═══ Exercise materials
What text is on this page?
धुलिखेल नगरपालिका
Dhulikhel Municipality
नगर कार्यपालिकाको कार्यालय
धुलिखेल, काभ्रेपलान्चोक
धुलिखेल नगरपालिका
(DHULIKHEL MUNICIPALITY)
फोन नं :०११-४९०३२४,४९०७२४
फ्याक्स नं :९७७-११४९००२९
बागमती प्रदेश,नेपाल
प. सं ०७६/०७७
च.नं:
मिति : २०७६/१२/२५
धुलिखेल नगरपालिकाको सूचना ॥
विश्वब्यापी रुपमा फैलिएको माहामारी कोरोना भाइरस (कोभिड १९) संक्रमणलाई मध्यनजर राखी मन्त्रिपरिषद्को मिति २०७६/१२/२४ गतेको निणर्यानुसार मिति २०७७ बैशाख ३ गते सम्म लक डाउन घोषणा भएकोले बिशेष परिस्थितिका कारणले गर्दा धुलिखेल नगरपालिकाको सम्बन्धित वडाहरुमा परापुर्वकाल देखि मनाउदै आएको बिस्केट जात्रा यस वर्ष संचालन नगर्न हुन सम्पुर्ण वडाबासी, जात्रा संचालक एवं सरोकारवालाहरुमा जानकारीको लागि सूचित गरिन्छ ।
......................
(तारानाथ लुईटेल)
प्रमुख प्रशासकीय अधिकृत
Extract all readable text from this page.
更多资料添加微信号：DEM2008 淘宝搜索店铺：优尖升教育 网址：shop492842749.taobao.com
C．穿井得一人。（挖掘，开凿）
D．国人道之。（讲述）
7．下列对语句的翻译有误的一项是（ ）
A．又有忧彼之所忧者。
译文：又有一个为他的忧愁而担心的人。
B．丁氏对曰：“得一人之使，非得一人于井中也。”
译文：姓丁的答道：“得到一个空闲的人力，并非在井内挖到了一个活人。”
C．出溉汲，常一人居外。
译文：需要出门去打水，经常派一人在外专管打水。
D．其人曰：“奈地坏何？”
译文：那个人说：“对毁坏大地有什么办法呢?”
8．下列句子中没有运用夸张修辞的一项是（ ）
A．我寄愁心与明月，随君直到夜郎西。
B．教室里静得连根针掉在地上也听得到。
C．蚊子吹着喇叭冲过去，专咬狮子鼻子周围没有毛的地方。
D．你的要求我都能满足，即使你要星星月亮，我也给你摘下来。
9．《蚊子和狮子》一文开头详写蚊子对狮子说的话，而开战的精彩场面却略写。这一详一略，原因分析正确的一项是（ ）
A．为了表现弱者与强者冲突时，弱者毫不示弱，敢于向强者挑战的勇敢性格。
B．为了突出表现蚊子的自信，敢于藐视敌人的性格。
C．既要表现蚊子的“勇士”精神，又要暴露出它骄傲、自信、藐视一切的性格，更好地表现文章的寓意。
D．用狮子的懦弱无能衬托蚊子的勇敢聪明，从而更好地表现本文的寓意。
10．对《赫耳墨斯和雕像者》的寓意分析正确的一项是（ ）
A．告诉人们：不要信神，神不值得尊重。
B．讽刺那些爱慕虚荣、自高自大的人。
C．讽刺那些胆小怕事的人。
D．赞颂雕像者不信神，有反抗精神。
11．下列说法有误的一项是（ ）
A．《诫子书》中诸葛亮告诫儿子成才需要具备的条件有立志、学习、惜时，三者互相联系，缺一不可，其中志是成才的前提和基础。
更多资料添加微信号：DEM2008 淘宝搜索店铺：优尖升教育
══════
Would you give the material above again, complete and exact?

→ **Exercise result**
What text is on this page?
धुलिखेल नगरपालिका
Dhulikhel Municipality
नगर कार्यपालिकाको कार्यालय
धुलिखेल, काभ्रेपलान्चोक
धुलिखेल नगरपालिका
(DHULIKHEL MUNICIPALITY)
फोन नं :०११-४९०३२४,४९०७२४
फ्याक्स नं :९७७-११४९००२९
बागमती प्रदेश,नेपाल
प. सं ०७६/०७७
च.नं:
मिति : २०७६/१२/२५
धुलिखेल नगरपालिकाको सूचना ॥
विश्वब्यापी रुपमा फैलिएको माहामारी कोरोना भाइरस (कोभिड १९) संक्रमणलाई मध्यनजर राखी मन्त्रिपरिषद्को मिति २०७६/१२/२४ गतेको निणर्यानुसार मिति २०७७ बैशाख ३ गते सम्म लक डाउन घोषणा भएकोले बिशेष परिस्थितिका कारणले गर्दा धुलिखेल नगरपालिकाको सम्बन्धित वडाहरुमा परापुर्वकाल देखि मनाउदै आएको बिस्केट जात्रा यस वर्ष संचालन नगर्न हुन सम्पुर्ण वडाबासी, जात्रा संचालक एवं सरोकारवालाहरुमा जानकारीको लागि सूचित गरिन्छ ।
......................
(तारानाथ लुईटेल)
प्रमुख प्रशासकीय अधिकृत
Extract all readable text from this page.
更多资料添加微信号：DEM2008 淘宝搜索店铺：优尖升教育 网址：shop492842749.taobao.com
C．穿井得一人。（挖掘，开凿）
D．国人道之。（讲述）
7．下列对语句的翻译有误的一项是（ ）
A．又有忧彼之所忧者。
译文：又有一个为他的忧愁而担心的人。
B．丁氏对曰：“得一人之使，非得一人于井中也。”
译文：姓丁的答道：“得到一个空闲的人力，并非在井内挖到了一个活人。”
C．出溉汲，常一人居外。
译文：需要出门去打水，经常派一人在外专管打水。
D．其人曰：“奈地坏何？”
译文：那个人说：“对毁坏大地有什么办法呢?”
8．下列句子中没有运用夸张修辞的一项是（ ）
A．我寄愁心与明月，随君直到夜郎西。
B．教室里静得连根针掉在地上也听得到。
C．蚊子吹着喇叭冲过去，专咬狮子鼻子周围没有毛的地方。
D．你的要求我都能满足，即使你要星星月亮，我也给你摘下来。
9．《蚊子和狮子》一文开头详写蚊子对狮子说的话，而开战的精彩场面却略写。这一详一略，原因分析正确的一项是（ ）
A．为了表现弱者与强者冲突时，弱者毫不示弱，敢于向强者挑战的勇敢性格。
B．为了突出表现蚊子的自信，敢于藐视敌人的性格。
C．既要表现蚊子的“勇士”精神，又要暴露出它骄傲、自信、藐视一切的性格，更好地表现文章的寓意。
D．用狮子的懦弱无能衬托蚊子的勇敢聪明，从而更好地表现本文的寓意。
10．对《赫耳墨斯和雕像者》的寓意分析正确的一项是（ ）
A．告诉人们：不要信神，神不值得尊重。
B．讽刺那些爱慕虚荣、自高自大的人。
C．讽刺那些胆小怕事的人。
D．赞颂雕像者不信神，有反抗精神。
11．下列说法有误的一项是（ ）
A．《诫子书》中诸葛亮告诫儿子成才需要具备的条件有立志、学习、惜时，三者互相联系，缺一不可，其中志是成才的前提和基础。
更多资料添加微信号：DEM2008 淘宝搜索店铺：优尖升教育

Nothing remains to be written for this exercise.